Check each line of the listing below for the string "name", and copy the ones that have it.

▶ [EXTRACTED INFORMATION]
▽

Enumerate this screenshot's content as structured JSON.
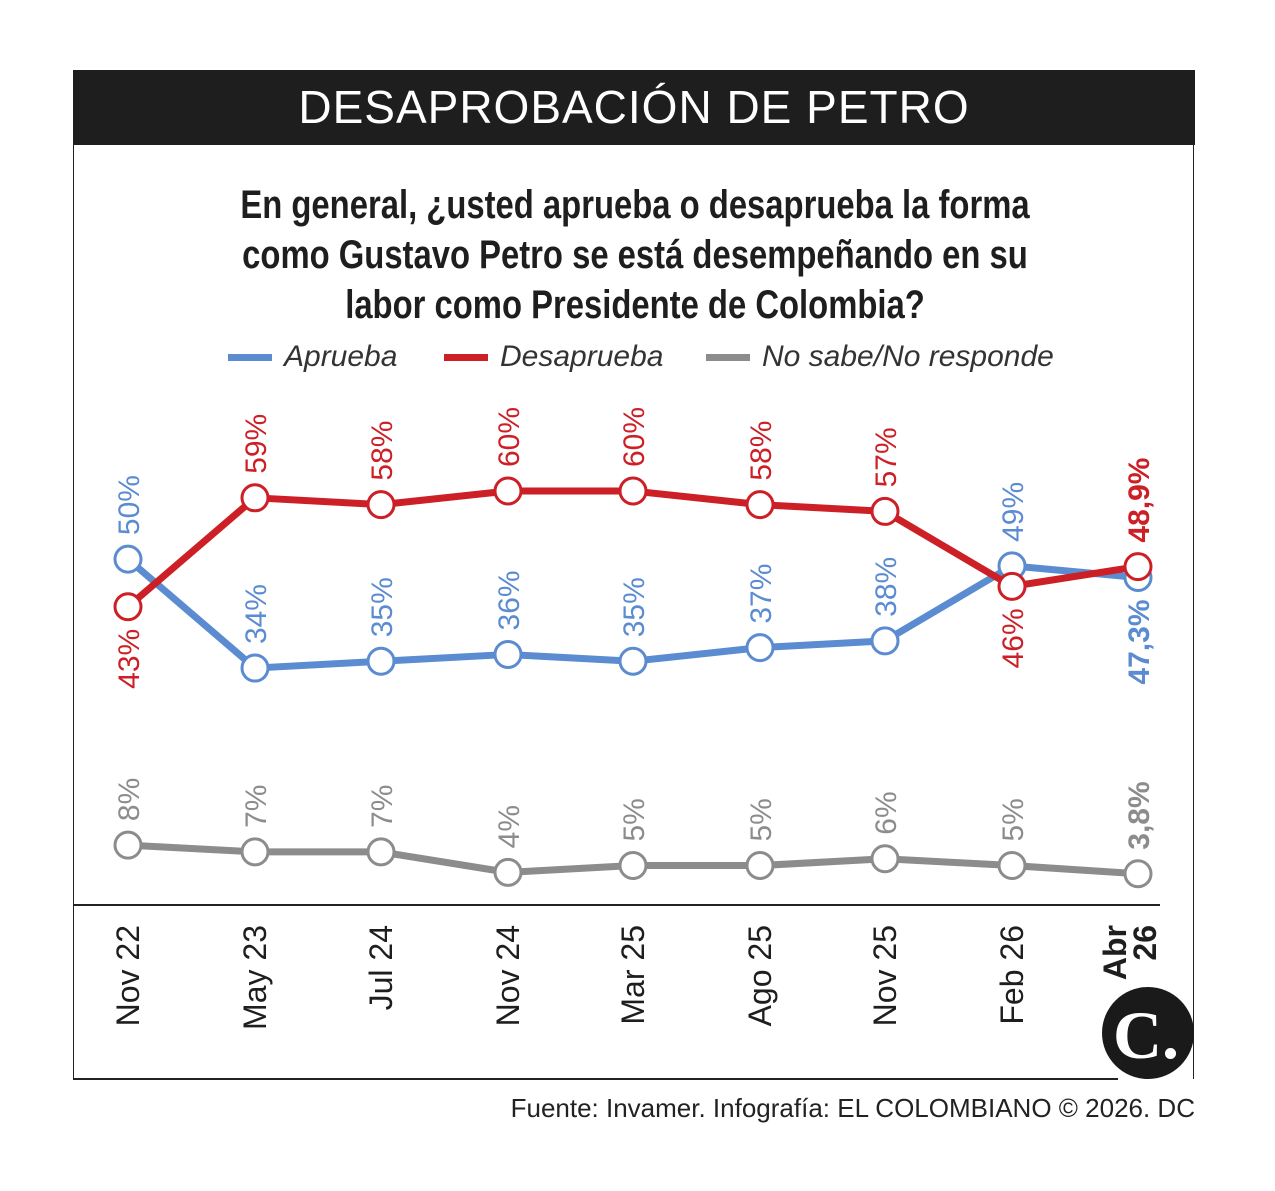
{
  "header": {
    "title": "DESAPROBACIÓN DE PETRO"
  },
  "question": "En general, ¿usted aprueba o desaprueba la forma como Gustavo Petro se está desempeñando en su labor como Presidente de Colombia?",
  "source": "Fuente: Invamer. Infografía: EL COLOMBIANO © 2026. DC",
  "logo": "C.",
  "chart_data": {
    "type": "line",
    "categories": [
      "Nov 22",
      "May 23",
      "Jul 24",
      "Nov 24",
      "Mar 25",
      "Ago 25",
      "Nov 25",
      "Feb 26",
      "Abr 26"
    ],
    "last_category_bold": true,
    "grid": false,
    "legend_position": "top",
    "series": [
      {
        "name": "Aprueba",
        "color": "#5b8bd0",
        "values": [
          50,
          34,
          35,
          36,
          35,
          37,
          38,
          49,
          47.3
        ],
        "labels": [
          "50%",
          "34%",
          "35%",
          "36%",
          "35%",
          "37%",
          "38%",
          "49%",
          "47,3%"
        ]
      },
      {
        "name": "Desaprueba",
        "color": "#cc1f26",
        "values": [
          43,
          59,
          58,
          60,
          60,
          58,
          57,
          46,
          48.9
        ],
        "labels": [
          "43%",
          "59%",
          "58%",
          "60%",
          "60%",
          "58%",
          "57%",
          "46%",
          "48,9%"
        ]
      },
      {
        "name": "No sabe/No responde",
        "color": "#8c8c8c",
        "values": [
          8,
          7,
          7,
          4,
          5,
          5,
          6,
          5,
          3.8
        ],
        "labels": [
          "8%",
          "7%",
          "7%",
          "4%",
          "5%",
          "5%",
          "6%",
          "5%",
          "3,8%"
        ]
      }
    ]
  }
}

△

▶ [CORRECT ANSWER]
        "name": "Aprueba",
        "name": "Desaprueba",
        "name": "No sabe/No responde",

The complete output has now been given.